Task description » Report every line in the listing that contains the string "JSON".

Material for this exercise »
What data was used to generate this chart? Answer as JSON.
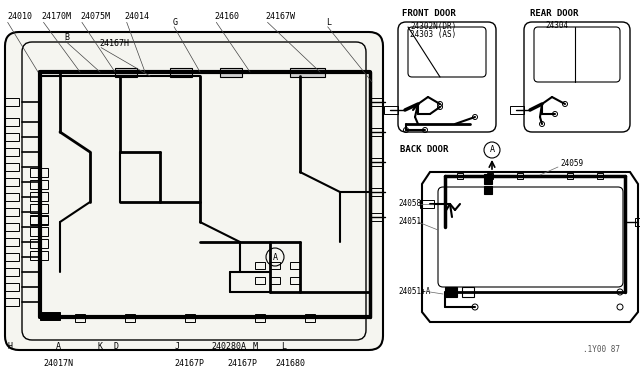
{
  "bg_color": "#ffffff",
  "line_color": "#000000",
  "text_color": "#000000",
  "fig_width": 6.4,
  "fig_height": 3.72,
  "dpi": 100,
  "version_text": ".1Y00 87",
  "top_labels": [
    {
      "text": "24010",
      "xf": 0.012,
      "yf": 0.955
    },
    {
      "text": "24170M",
      "xf": 0.065,
      "yf": 0.955
    },
    {
      "text": "24075M",
      "xf": 0.125,
      "yf": 0.955
    },
    {
      "text": "24014",
      "xf": 0.195,
      "yf": 0.955
    },
    {
      "text": "G",
      "xf": 0.27,
      "yf": 0.94
    },
    {
      "text": "24160",
      "xf": 0.335,
      "yf": 0.955
    },
    {
      "text": "24167W",
      "xf": 0.415,
      "yf": 0.955
    },
    {
      "text": "L",
      "xf": 0.51,
      "yf": 0.94
    },
    {
      "text": "B",
      "xf": 0.1,
      "yf": 0.9
    },
    {
      "text": "24167H",
      "xf": 0.155,
      "yf": 0.882
    }
  ],
  "bottom_labels": [
    {
      "text": "H",
      "xf": 0.012,
      "yf": 0.068
    },
    {
      "text": "A",
      "xf": 0.088,
      "yf": 0.068
    },
    {
      "text": "K",
      "xf": 0.152,
      "yf": 0.068
    },
    {
      "text": "D",
      "xf": 0.177,
      "yf": 0.068
    },
    {
      "text": "J",
      "xf": 0.272,
      "yf": 0.068
    },
    {
      "text": "240280A",
      "xf": 0.33,
      "yf": 0.068
    },
    {
      "text": "M",
      "xf": 0.395,
      "yf": 0.068
    },
    {
      "text": "L",
      "xf": 0.44,
      "yf": 0.068
    },
    {
      "text": "24017N",
      "xf": 0.068,
      "yf": 0.022
    },
    {
      "text": "24167P",
      "xf": 0.272,
      "yf": 0.022
    },
    {
      "text": "24167P",
      "xf": 0.355,
      "yf": 0.022
    },
    {
      "text": "241680",
      "xf": 0.43,
      "yf": 0.022
    }
  ]
}
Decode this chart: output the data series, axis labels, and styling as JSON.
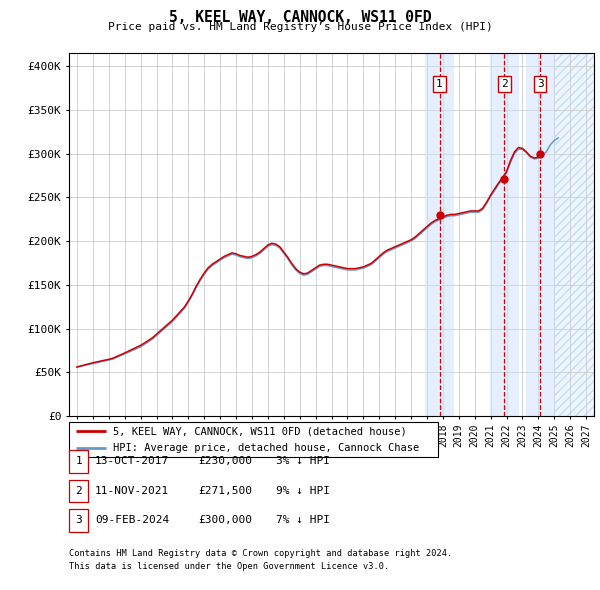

Result of the exercise »
What data was used to generate this chart? Answer as JSON.
Decode this chart: output the data series, axis labels, and styling as JSON.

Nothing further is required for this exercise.